■ Requisitos:
Responde, por favor, estas preguntas sobre el texto de la censura de libros en Tennessee:
(a) ¿Qué sagas se quemaron en la hoguera que organizó Greg Locke?
(b) ¿Qué organismo acordó retirar Maus de la lista de lecturas?
(c) ¿Qué animales representan a los nazis en Maus?

■ Pasaje mostrado:
El 2 de febrero un pastor ultra de Tennessee, Greg Locke, organizó una hoguera cerca de la ciudad musical de Nashville para quemar ejemplares de las sagas Harry Potter y Crepúsculo en una ceremonia que se transmitió convenientemente por Facebook y que tenía como objetivo combatir las “influencia demoníacas” de la literatura que llega a los jóvenes de la comunidad. Se puede decir que Locke estaba aprovechando el viento a favor. La semana anterior, su Estado había sido noticia porque la Junta Escolar de condado de McMinn había acordado por unanimidad retirar Maus (1992), el laureado cómic sobre el Holocausto de Art Spiegelman, de la lista de lecturas de los alumnos de 13 años por sus palabras malsonantes y por mostrar la “representación del cuerpo desnudo de una mujer”, a pesar de que los personajes de la novela son gatos (los nazis) y ratones (los judíos).

■ Datos de origen:
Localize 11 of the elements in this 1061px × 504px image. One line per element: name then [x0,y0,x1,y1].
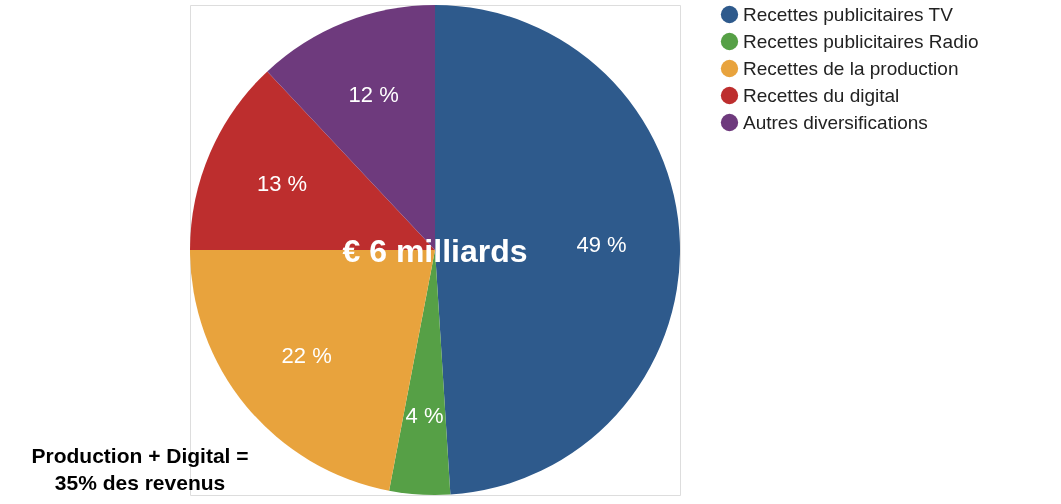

■ Respuesta completa:
(a) Harry Potter y Crepúsculo.
(b) La Junta Escolar del condado de McMinn.
(c) Los gatos.